• Material for the task:
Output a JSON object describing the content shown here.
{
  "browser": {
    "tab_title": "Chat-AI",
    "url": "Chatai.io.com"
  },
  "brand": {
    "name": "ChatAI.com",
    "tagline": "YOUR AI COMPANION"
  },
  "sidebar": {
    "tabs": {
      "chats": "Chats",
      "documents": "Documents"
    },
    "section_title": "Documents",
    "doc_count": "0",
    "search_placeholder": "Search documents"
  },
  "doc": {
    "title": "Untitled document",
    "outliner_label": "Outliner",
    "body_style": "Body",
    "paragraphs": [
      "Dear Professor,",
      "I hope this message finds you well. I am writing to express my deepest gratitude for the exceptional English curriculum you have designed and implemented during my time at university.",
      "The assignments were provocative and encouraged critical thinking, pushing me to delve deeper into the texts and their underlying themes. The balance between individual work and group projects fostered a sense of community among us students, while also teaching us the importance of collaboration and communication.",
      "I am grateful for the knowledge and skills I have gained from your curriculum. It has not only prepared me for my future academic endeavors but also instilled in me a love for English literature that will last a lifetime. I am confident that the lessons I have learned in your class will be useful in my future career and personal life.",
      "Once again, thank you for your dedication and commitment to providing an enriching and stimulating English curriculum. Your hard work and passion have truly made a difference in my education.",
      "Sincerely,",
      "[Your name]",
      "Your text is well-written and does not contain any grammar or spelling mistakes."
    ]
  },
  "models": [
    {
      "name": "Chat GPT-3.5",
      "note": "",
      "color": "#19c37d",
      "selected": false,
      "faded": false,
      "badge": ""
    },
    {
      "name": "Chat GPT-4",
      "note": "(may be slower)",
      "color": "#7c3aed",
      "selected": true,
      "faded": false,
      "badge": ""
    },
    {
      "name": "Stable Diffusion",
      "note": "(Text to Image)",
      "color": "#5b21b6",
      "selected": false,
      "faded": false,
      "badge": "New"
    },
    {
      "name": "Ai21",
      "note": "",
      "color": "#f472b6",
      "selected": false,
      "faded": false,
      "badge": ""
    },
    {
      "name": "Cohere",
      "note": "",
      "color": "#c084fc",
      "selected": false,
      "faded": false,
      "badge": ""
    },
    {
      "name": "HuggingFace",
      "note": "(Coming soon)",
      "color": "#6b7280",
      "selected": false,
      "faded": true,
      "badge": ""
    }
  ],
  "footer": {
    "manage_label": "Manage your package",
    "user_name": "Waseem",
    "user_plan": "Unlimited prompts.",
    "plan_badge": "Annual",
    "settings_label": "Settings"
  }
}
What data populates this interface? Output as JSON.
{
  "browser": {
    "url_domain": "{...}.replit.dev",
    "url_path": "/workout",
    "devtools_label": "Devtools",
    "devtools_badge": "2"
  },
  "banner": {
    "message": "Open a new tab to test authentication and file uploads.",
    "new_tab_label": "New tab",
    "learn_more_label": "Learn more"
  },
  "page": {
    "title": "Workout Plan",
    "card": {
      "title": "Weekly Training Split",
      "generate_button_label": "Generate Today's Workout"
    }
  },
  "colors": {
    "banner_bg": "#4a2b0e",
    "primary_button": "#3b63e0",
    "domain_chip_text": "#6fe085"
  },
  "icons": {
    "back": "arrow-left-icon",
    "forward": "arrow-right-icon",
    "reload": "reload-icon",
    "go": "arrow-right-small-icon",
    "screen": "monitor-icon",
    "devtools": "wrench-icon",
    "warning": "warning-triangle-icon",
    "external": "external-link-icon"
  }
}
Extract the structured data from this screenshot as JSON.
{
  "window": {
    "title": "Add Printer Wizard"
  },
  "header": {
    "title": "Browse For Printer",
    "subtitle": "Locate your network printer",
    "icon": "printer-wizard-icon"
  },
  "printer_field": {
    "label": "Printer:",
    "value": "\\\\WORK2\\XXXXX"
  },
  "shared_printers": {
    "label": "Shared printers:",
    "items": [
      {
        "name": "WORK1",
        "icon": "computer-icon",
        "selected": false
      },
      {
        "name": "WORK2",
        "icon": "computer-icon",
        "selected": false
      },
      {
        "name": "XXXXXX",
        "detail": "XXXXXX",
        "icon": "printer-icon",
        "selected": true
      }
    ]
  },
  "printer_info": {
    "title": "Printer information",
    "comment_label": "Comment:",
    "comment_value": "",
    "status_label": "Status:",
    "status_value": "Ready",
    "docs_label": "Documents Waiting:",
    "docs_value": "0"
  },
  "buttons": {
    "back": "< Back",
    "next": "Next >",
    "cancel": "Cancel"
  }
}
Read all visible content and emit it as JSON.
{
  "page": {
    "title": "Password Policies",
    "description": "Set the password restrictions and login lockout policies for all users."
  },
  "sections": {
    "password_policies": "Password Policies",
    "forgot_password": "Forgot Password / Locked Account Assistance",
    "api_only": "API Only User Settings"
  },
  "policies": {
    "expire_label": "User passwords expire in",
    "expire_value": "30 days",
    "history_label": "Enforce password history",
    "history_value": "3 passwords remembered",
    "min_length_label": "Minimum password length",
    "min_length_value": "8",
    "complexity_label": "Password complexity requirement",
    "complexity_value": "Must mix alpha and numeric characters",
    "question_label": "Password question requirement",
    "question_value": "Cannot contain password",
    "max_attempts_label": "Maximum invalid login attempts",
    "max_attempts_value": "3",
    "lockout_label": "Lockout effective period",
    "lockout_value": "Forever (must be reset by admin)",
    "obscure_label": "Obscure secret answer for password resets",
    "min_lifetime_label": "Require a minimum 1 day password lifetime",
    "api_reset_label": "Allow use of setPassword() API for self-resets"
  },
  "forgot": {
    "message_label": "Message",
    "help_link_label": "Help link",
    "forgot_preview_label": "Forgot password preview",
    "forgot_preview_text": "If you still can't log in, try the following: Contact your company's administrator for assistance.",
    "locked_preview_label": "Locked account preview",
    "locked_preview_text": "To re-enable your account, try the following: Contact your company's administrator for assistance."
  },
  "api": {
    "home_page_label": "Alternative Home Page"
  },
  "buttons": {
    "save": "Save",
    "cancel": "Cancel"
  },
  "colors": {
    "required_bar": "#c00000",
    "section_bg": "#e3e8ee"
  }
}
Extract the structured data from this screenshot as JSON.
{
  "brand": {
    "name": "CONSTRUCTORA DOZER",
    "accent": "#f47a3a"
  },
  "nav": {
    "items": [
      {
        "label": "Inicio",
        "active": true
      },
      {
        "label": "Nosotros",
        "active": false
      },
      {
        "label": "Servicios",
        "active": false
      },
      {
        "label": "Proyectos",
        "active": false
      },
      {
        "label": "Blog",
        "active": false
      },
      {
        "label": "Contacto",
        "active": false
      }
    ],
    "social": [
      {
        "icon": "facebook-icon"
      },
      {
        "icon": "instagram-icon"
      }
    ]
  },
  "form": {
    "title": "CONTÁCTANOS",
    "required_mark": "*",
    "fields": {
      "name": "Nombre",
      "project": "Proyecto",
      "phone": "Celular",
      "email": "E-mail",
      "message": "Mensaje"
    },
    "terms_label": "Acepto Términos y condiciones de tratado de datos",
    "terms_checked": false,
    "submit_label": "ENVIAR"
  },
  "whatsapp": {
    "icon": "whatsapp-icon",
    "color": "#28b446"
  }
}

• To do:
State how many lines of the records above contain "well", with no words besides the number.

• Task output:
2